GIVEN RECORDS:

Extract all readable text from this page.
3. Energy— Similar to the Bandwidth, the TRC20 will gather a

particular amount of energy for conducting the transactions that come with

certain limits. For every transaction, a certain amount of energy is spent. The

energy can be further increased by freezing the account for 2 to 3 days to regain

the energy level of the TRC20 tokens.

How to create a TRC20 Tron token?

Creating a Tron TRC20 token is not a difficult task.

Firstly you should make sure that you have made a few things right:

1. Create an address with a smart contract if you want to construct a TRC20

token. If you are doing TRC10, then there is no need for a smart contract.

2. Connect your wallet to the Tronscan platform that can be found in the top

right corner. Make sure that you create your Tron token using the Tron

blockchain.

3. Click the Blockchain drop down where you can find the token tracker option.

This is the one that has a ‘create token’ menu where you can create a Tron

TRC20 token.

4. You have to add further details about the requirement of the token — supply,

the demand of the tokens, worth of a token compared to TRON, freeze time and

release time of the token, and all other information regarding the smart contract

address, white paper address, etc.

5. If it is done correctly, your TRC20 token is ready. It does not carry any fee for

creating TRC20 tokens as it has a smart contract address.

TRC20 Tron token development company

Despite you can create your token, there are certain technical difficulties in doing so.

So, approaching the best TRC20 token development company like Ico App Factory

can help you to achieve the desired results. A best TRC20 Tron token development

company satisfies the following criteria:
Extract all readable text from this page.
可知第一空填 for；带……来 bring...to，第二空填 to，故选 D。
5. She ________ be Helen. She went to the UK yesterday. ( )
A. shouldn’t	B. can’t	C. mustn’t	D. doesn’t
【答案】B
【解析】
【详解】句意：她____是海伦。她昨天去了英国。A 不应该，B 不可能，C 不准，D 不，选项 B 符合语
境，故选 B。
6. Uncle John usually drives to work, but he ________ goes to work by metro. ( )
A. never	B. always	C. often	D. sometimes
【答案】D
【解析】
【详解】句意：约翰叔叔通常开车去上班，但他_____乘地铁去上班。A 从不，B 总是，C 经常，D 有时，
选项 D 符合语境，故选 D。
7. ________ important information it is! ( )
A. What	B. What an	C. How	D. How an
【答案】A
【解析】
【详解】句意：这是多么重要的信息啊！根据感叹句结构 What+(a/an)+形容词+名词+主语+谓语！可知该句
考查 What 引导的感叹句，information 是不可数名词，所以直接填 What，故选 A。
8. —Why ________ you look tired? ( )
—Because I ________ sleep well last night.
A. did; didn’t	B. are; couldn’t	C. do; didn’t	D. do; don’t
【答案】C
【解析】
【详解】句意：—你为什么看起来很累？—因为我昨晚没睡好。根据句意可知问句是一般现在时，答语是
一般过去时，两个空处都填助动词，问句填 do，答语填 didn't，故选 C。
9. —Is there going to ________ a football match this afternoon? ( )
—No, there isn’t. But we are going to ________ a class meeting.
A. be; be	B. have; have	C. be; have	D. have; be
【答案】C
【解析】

DO THIS: Each line of the material should be echoed exactly.

RESULT BELOW:
Extract all readable text from this page.
3. Energy— Similar to the Bandwidth, the TRC20 will gather a

particular amount of energy for conducting the transactions that come with

certain limits. For every transaction, a certain amount of energy is spent. The

energy can be further increased by freezing the account for 2 to 3 days to regain

the energy level of the TRC20 tokens.

How to create a TRC20 Tron token?

Creating a Tron TRC20 token is not a difficult task.

Firstly you should make sure that you have made a few things right:

1. Create an address with a smart contract if you want to construct a TRC20

token. If you are doing TRC10, then there is no need for a smart contract.

2. Connect your wallet to the Tronscan platform that can be found in the top

right corner. Make sure that you create your Tron token using the Tron

blockchain.

3. Click the Blockchain drop down where you can find the token tracker option.

This is the one that has a ‘create token’ menu where you can create a Tron

TRC20 token.

4. You have to add further details about the requirement of the token — supply,

the demand of the tokens, worth of a token compared to TRON, freeze time and

release time of the token, and all other information regarding the smart contract

address, white paper address, etc.

5. If it is done correctly, your TRC20 token is ready. It does not carry any fee for

creating TRC20 tokens as it has a smart contract address.

TRC20 Tron token development company

Despite you can create your token, there are certain technical difficulties in doing so.

So, approaching the best TRC20 token development company like Ico App Factory

can help you to achieve the desired results. A best TRC20 Tron token development

company satisfies the following criteria:
Extract all readable text from this page.
可知第一空填 for；带……来 bring...to，第二空填 to，故选 D。
5. She ________ be Helen. She went to the UK yesterday. ( )
A. shouldn’t	B. can’t	C. mustn’t	D. doesn’t
【答案】B
【解析】
【详解】句意：她____是海伦。她昨天去了英国。A 不应该，B 不可能，C 不准，D 不，选项 B 符合语
境，故选 B。
6. Uncle John usually drives to work, but he ________ goes to work by metro. ( )
A. never	B. always	C. often	D. sometimes
【答案】D
【解析】
【详解】句意：约翰叔叔通常开车去上班，但他_____乘地铁去上班。A 从不，B 总是，C 经常，D 有时，
选项 D 符合语境，故选 D。
7. ________ important information it is! ( )
A. What	B. What an	C. How	D. How an
【答案】A
【解析】
【详解】句意：这是多么重要的信息啊！根据感叹句结构 What+(a/an)+形容词+名词+主语+谓语！可知该句
考查 What 引导的感叹句，information 是不可数名词，所以直接填 What，故选 A。
8. —Why ________ you look tired? ( )
—Because I ________ sleep well last night.
A. did; didn’t	B. are; couldn’t	C. do; didn’t	D. do; don’t
【答案】C
【解析】
【详解】句意：—你为什么看起来很累？—因为我昨晚没睡好。根据句意可知问句是一般现在时，答语是
一般过去时，两个空处都填助动词，问句填 do，答语填 didn't，故选 C。
9. —Is there going to ________ a football match this afternoon? ( )
—No, there isn’t. But we are going to ________ a class meeting.
A. be; be	B. have; have	C. be; have	D. have; be
【答案】C
【解析】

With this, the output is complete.